Given task:
Transcribe the material verbatim in full; the pictures do not belong in the copy.

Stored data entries
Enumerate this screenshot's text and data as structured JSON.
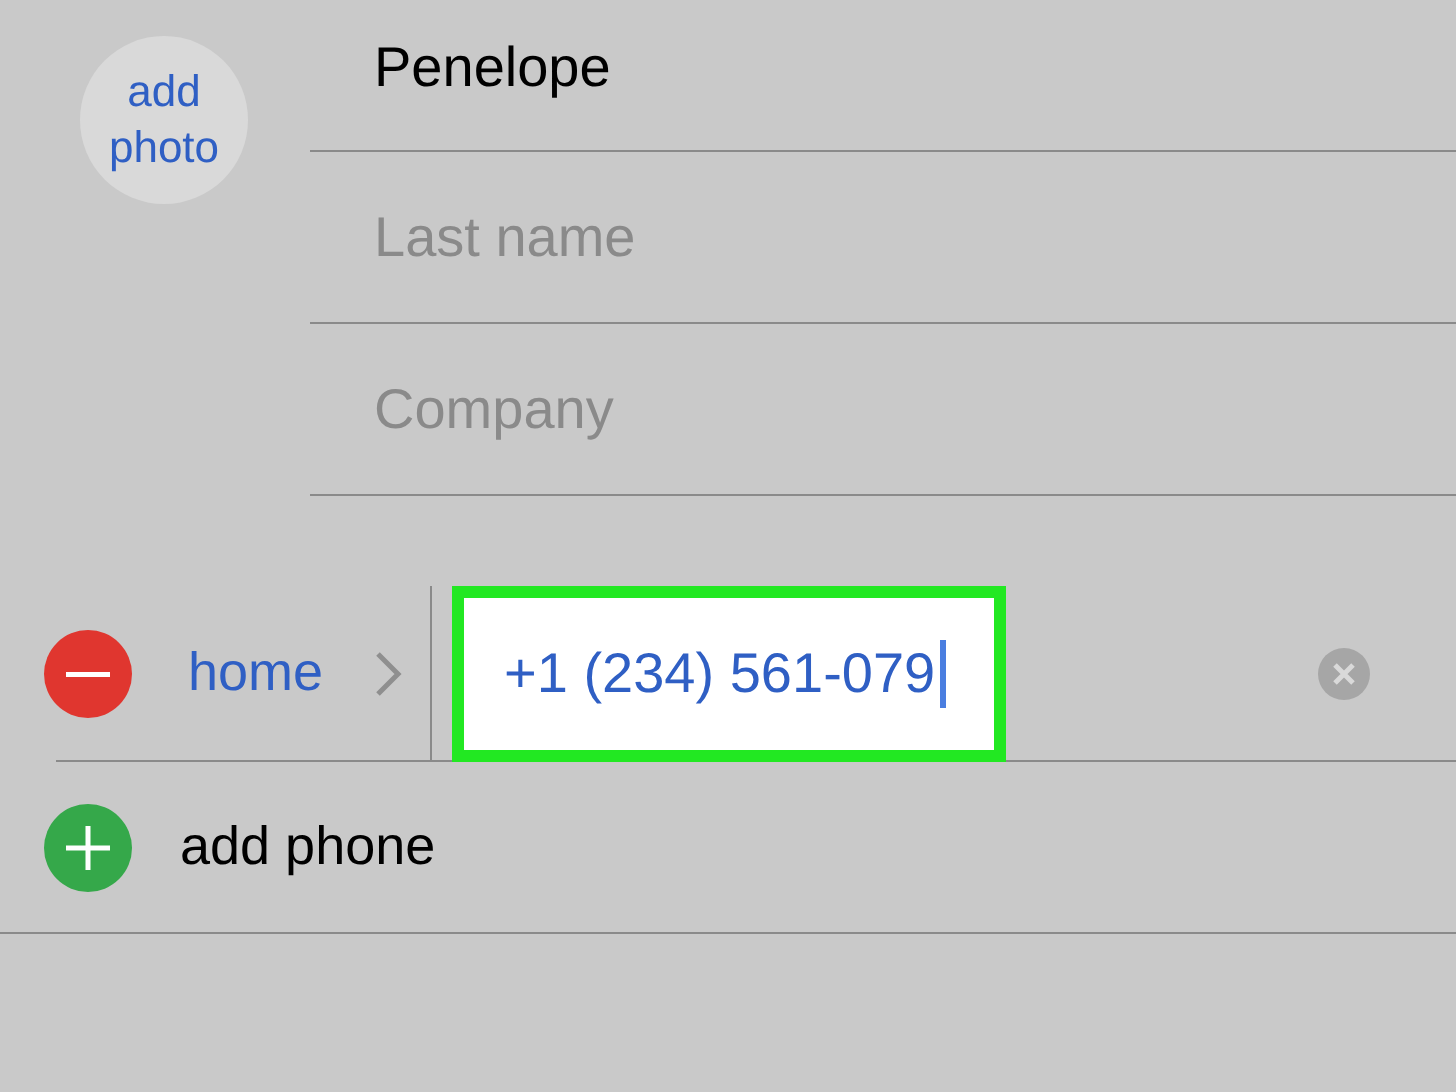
{
  "avatar": {
    "label": "add photo"
  },
  "fields": [
    {
      "value": "Penelope"
    },
    {
      "placeholder": "Last name"
    },
    {
      "placeholder": "Company"
    }
  ],
  "phone": {
    "label": "home",
    "value": "+1 (234) 561-079",
    "highlighted": true
  },
  "add_phone": {
    "label": "add phone"
  }
}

Final answer:
Enumerate this screenshot's text and data as structured JSON.
{
  "avatar": {
    "label": "add photo"
  },
  "fields": [
    {
      "value": "Penelope"
    },
    {
      "placeholder": "Last name"
    },
    {
      "placeholder": "Company"
    }
  ],
  "phone": {
    "label": "home",
    "value": "+1 (234) 561-079",
    "highlighted": true
  },
  "add_phone": {
    "label": "add phone"
  }
}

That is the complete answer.